| Entries with figure data |
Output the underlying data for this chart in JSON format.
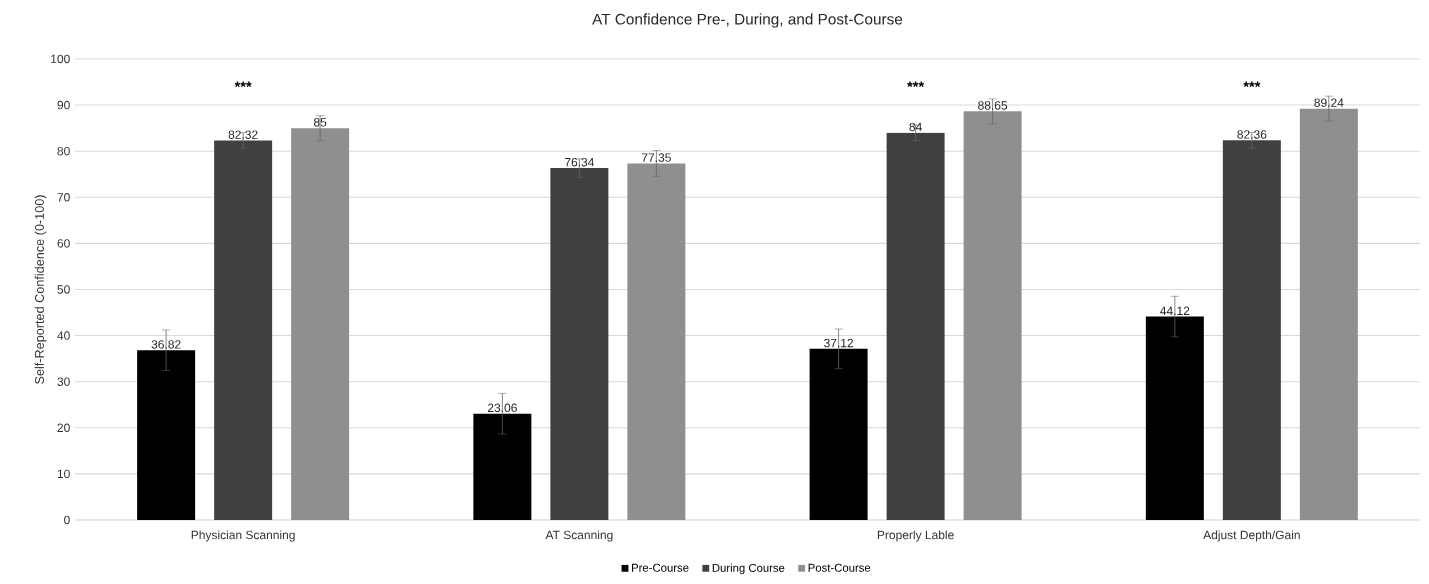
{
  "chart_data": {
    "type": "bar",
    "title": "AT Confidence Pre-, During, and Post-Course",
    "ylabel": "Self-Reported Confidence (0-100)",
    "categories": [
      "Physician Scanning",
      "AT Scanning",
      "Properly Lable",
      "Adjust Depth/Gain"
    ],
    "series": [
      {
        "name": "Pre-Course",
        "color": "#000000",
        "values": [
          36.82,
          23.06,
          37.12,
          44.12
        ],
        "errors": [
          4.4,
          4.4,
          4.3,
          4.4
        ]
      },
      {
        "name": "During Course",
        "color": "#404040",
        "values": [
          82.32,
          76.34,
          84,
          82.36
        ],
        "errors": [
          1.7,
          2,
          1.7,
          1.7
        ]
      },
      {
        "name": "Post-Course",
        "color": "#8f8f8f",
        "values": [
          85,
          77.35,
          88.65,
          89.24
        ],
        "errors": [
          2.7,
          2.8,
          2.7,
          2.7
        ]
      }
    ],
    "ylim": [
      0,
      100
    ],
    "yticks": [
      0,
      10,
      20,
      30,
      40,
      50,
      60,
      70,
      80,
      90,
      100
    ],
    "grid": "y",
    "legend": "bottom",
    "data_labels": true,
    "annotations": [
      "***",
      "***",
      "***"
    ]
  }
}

| GIVEN EXERCISE |
Pick out the lines above containing the word "Post", then copy them.

| RESPONSE |
    "title": "AT Confidence Pre-, During, and Post-Course",
        "name": "Post-Course",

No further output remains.